## SET EXERCISE:
Using the records that follow, copy every line containing the word "data".

━━━━━━━━━━━━━━━━━━━━

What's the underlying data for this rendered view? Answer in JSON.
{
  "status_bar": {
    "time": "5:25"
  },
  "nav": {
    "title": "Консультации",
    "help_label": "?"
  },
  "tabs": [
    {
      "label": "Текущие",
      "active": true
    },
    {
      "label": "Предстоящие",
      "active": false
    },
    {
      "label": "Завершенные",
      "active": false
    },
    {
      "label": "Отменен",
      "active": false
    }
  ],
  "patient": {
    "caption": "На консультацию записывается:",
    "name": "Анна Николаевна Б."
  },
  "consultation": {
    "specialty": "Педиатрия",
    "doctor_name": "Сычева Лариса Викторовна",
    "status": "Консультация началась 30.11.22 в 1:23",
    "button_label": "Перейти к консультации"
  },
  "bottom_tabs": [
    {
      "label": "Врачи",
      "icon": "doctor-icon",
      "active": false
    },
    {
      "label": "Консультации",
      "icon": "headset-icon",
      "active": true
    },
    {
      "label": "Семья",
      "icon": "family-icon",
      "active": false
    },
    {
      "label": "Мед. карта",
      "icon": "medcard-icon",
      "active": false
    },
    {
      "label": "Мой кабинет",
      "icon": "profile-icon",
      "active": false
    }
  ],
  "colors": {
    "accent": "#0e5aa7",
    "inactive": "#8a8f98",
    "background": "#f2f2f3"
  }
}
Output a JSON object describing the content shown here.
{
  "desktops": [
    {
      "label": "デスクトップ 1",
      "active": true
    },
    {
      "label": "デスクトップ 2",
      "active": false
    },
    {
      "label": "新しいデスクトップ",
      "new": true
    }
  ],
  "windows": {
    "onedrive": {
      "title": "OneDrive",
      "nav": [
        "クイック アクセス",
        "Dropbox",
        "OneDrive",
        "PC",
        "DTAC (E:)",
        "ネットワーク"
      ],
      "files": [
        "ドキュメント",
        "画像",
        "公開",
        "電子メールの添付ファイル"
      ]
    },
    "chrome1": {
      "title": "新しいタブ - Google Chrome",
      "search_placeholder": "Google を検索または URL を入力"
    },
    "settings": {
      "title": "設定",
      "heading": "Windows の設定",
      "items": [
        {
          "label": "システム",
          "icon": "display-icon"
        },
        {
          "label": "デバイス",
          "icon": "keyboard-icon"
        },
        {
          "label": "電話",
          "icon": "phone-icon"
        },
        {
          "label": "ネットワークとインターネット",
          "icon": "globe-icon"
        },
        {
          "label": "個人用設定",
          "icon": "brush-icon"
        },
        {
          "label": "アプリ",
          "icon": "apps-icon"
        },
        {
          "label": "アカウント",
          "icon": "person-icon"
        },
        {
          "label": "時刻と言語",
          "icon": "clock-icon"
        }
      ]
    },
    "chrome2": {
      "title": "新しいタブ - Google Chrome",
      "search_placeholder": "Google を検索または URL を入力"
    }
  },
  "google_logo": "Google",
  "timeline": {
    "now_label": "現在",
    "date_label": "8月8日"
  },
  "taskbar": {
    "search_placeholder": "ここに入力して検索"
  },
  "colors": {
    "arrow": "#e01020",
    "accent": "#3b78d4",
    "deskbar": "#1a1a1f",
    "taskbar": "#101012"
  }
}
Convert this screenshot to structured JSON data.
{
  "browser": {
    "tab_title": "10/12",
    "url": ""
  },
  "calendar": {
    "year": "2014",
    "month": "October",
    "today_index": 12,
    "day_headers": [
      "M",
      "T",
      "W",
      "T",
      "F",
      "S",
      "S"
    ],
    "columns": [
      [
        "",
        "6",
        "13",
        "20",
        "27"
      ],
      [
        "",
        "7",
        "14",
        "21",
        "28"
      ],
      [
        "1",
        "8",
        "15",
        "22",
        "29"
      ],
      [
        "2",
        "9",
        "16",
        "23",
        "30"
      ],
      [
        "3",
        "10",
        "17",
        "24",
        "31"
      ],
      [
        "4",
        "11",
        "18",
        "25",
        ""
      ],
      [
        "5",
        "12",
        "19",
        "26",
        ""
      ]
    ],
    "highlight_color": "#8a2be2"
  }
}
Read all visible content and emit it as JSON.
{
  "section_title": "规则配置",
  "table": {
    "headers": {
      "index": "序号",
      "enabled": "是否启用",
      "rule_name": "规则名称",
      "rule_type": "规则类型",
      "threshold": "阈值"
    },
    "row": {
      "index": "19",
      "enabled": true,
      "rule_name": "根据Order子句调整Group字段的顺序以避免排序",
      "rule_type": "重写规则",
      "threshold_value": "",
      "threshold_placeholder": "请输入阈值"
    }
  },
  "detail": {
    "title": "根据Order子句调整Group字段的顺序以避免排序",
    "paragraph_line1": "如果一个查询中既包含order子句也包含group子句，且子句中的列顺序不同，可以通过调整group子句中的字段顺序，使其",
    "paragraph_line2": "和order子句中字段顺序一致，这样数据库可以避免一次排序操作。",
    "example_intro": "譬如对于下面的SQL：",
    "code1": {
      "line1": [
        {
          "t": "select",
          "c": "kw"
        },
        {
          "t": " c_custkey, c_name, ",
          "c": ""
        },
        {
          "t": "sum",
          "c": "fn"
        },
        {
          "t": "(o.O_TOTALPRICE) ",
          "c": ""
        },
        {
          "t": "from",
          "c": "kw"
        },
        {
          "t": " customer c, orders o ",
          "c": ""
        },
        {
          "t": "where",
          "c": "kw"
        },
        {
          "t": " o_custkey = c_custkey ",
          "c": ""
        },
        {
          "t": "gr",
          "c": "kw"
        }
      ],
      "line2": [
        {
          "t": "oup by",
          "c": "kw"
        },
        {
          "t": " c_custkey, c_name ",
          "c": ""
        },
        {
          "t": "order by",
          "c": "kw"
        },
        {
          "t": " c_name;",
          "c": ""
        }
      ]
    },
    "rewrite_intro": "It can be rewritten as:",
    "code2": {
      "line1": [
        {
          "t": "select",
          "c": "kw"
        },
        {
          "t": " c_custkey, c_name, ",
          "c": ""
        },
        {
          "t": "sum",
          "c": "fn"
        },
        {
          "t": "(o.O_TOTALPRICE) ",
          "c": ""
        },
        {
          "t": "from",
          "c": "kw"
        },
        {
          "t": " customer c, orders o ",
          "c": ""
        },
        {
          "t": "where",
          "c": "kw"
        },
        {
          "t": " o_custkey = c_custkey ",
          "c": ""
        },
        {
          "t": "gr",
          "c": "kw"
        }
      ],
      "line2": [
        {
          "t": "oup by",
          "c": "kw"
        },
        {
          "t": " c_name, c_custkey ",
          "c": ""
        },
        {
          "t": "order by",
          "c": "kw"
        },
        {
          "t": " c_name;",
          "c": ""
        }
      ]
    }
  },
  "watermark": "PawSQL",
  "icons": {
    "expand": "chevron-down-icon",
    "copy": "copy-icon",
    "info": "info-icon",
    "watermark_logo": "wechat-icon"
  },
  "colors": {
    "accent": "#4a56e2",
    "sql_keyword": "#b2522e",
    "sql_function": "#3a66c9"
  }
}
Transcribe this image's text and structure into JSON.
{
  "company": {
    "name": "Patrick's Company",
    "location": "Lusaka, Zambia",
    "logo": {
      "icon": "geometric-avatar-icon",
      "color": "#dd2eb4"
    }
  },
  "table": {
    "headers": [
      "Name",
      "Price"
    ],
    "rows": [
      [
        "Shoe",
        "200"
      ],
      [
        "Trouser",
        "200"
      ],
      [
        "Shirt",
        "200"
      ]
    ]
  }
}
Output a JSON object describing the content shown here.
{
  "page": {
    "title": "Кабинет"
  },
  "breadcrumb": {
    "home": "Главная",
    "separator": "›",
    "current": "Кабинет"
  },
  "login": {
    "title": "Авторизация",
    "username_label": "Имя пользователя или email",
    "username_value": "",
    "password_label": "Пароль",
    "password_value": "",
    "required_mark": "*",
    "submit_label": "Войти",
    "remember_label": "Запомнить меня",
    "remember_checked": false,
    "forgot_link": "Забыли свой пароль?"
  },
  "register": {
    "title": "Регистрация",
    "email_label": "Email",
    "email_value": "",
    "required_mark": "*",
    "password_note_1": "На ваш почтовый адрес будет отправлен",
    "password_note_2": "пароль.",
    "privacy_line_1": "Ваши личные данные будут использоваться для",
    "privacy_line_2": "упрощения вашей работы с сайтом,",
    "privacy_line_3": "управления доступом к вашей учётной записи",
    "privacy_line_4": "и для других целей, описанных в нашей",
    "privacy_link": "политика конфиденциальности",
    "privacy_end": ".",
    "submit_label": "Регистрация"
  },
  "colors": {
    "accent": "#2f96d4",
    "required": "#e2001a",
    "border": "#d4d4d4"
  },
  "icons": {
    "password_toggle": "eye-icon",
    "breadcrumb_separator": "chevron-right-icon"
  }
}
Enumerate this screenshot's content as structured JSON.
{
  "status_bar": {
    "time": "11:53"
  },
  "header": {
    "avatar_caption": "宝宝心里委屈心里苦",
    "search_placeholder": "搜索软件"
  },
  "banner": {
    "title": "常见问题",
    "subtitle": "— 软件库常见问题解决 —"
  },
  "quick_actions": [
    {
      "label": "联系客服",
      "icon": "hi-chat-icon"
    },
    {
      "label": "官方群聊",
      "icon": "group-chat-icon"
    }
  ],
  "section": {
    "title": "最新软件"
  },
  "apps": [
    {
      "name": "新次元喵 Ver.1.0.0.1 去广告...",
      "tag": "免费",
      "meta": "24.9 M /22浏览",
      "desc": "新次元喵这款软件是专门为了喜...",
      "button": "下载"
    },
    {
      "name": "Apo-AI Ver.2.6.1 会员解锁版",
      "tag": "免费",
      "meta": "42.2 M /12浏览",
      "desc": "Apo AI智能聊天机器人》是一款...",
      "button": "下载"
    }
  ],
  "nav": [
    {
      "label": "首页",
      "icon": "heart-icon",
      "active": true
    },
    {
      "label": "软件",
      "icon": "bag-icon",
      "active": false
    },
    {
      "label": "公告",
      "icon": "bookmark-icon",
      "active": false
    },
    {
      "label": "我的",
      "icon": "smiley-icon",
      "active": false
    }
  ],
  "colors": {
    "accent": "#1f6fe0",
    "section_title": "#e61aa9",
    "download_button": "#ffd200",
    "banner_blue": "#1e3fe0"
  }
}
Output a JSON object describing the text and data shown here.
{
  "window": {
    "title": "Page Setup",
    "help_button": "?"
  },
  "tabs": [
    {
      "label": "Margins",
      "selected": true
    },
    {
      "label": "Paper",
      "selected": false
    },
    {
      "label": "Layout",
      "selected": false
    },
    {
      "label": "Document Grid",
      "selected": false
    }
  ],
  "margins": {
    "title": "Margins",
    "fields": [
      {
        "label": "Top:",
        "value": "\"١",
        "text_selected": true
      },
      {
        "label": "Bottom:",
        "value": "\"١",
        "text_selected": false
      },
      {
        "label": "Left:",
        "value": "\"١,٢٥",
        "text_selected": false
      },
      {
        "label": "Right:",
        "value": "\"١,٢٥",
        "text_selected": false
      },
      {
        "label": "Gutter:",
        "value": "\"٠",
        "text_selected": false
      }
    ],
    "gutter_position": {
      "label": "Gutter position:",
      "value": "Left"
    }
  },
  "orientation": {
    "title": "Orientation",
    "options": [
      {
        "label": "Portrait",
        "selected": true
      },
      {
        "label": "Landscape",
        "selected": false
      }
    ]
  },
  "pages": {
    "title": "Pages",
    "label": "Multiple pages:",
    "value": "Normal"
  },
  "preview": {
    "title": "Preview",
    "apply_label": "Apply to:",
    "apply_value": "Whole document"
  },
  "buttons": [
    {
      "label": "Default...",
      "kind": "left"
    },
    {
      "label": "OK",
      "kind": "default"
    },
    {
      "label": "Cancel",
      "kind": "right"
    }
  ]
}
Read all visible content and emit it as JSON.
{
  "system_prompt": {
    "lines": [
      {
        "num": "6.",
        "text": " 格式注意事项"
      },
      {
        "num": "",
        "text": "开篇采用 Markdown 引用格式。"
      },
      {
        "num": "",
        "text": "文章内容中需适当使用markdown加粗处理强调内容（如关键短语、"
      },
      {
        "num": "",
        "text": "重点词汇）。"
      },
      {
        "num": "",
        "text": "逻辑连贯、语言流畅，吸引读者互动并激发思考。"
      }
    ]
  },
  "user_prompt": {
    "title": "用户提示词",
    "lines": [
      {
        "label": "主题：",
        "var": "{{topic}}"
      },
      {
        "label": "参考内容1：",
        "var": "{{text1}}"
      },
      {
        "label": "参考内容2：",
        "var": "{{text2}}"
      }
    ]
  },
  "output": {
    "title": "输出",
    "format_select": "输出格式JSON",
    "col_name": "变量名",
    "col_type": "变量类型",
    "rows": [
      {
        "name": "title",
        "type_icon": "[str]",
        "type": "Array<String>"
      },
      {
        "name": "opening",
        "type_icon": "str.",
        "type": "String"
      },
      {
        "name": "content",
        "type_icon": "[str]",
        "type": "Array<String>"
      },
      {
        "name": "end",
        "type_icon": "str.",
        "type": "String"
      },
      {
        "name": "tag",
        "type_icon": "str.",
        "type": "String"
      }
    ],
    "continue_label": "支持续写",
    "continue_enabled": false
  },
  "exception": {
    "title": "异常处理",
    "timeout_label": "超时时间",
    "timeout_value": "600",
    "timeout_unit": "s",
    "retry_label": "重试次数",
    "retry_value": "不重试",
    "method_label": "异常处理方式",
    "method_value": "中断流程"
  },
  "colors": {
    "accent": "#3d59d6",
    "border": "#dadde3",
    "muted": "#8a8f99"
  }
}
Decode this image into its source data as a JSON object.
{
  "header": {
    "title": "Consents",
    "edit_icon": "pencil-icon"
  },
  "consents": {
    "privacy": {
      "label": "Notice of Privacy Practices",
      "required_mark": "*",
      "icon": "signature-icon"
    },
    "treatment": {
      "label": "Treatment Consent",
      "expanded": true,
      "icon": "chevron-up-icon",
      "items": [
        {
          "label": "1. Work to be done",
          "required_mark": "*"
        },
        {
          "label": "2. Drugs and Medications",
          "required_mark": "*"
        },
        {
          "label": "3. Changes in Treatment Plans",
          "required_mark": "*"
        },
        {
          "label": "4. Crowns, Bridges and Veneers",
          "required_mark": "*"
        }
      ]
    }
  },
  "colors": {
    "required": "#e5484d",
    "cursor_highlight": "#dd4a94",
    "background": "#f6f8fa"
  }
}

━━━━━━━━━━━━━━━━━━━━

## ANSWER:
What's the underlying data for this rendered view? Answer in JSON.
Convert this screenshot to structured JSON data.
Output a JSON object describing the text and data shown here.
Decode this image into its source data as a JSON object.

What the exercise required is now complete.